Your task: Repeat all of the material exactly as given.

(Data extracted from a collection)
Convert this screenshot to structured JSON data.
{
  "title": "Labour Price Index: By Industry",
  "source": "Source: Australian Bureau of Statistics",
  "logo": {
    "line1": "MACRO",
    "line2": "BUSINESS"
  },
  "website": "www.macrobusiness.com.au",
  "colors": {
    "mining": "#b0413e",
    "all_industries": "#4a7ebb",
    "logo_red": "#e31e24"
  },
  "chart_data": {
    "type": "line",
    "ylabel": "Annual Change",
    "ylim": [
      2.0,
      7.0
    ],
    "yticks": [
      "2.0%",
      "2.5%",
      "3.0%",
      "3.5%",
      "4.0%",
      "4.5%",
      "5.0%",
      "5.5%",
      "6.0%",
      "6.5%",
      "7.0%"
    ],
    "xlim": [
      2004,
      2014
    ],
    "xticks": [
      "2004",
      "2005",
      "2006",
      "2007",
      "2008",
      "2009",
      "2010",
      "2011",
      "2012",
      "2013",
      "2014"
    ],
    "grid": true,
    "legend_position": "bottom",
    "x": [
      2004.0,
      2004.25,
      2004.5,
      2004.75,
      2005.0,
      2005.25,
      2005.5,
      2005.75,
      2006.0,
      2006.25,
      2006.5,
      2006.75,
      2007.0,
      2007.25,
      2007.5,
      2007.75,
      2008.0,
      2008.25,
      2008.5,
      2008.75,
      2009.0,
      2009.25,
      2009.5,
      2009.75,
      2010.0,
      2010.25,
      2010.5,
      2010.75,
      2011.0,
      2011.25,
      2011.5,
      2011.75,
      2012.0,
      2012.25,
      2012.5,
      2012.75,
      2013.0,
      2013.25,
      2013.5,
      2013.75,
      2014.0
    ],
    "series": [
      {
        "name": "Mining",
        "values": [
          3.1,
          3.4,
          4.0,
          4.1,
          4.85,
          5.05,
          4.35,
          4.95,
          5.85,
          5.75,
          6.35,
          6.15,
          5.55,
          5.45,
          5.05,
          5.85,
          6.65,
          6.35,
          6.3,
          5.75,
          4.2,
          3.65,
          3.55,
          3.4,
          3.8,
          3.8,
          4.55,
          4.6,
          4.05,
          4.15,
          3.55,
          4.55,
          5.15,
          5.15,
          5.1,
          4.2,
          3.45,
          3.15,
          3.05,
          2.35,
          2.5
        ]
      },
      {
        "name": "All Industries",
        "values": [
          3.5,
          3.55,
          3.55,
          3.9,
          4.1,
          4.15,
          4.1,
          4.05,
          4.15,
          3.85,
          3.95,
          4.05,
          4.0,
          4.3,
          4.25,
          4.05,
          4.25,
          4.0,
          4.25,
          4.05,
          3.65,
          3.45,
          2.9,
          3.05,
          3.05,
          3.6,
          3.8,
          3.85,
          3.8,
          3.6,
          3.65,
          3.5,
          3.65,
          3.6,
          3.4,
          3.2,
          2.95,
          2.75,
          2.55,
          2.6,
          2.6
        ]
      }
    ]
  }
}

Output below:
Convert this screenshot to structured JSON data.
{
  "title": "Labour Price Index: By Industry",
  "source": "Source: Australian Bureau of Statistics",
  "logo": {
    "line1": "MACRO",
    "line2": "BUSINESS"
  },
  "website": "www.macrobusiness.com.au",
  "colors": {
    "mining": "#b0413e",
    "all_industries": "#4a7ebb",
    "logo_red": "#e31e24"
  },
  "chart_data": {
    "type": "line",
    "ylabel": "Annual Change",
    "ylim": [
      2.0,
      7.0
    ],
    "yticks": [
      "2.0%",
      "2.5%",
      "3.0%",
      "3.5%",
      "4.0%",
      "4.5%",
      "5.0%",
      "5.5%",
      "6.0%",
      "6.5%",
      "7.0%"
    ],
    "xlim": [
      2004,
      2014
    ],
    "xticks": [
      "2004",
      "2005",
      "2006",
      "2007",
      "2008",
      "2009",
      "2010",
      "2011",
      "2012",
      "2013",
      "2014"
    ],
    "grid": true,
    "legend_position": "bottom",
    "x": [
      2004.0,
      2004.25,
      2004.5,
      2004.75,
      2005.0,
      2005.25,
      2005.5,
      2005.75,
      2006.0,
      2006.25,
      2006.5,
      2006.75,
      2007.0,
      2007.25,
      2007.5,
      2007.75,
      2008.0,
      2008.25,
      2008.5,
      2008.75,
      2009.0,
      2009.25,
      2009.5,
      2009.75,
      2010.0,
      2010.25,
      2010.5,
      2010.75,
      2011.0,
      2011.25,
      2011.5,
      2011.75,
      2012.0,
      2012.25,
      2012.5,
      2012.75,
      2013.0,
      2013.25,
      2013.5,
      2013.75,
      2014.0
    ],
    "series": [
      {
        "name": "Mining",
        "values": [
          3.1,
          3.4,
          4.0,
          4.1,
          4.85,
          5.05,
          4.35,
          4.95,
          5.85,
          5.75,
          6.35,
          6.15,
          5.55,
          5.45,
          5.05,
          5.85,
          6.65,
          6.35,
          6.3,
          5.75,
          4.2,
          3.65,
          3.55,
          3.4,
          3.8,
          3.8,
          4.55,
          4.6,
          4.05,
          4.15,
          3.55,
          4.55,
          5.15,
          5.15,
          5.1,
          4.2,
          3.45,
          3.15,
          3.05,
          2.35,
          2.5
        ]
      },
      {
        "name": "All Industries",
        "values": [
          3.5,
          3.55,
          3.55,
          3.9,
          4.1,
          4.15,
          4.1,
          4.05,
          4.15,
          3.85,
          3.95,
          4.05,
          4.0,
          4.3,
          4.25,
          4.05,
          4.25,
          4.0,
          4.25,
          4.05,
          3.65,
          3.45,
          2.9,
          3.05,
          3.05,
          3.6,
          3.8,
          3.85,
          3.8,
          3.6,
          3.65,
          3.5,
          3.65,
          3.6,
          3.4,
          3.2,
          2.95,
          2.75,
          2.55,
          2.6,
          2.6
        ]
      }
    ]
  }
}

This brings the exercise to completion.